Filter the listing and keep only the lines with the word "vont".
# # # #
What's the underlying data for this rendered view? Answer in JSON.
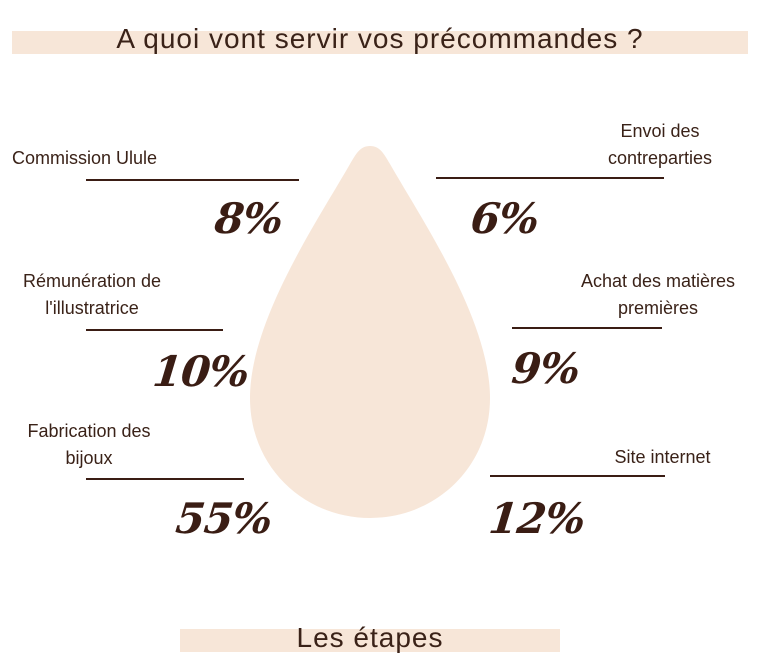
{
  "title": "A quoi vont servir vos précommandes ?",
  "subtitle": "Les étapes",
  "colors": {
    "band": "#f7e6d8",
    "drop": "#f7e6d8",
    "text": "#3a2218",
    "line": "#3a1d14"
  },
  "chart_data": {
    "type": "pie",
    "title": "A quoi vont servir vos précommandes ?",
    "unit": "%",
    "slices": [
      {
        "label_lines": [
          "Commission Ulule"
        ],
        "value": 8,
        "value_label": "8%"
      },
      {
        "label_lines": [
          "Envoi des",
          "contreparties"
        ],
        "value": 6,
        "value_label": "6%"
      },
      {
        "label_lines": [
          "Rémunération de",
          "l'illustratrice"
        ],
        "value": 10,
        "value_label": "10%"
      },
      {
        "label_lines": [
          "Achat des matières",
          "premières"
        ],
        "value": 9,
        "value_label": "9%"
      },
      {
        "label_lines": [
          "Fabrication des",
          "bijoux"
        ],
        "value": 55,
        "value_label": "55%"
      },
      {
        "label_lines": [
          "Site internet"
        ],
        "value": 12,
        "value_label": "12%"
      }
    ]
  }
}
# # # #
_SOLUTION FOR THIS EXERCISE_
  "title": "A quoi vont servir vos précommandes ?",
    "title": "A quoi vont servir vos précommandes ?",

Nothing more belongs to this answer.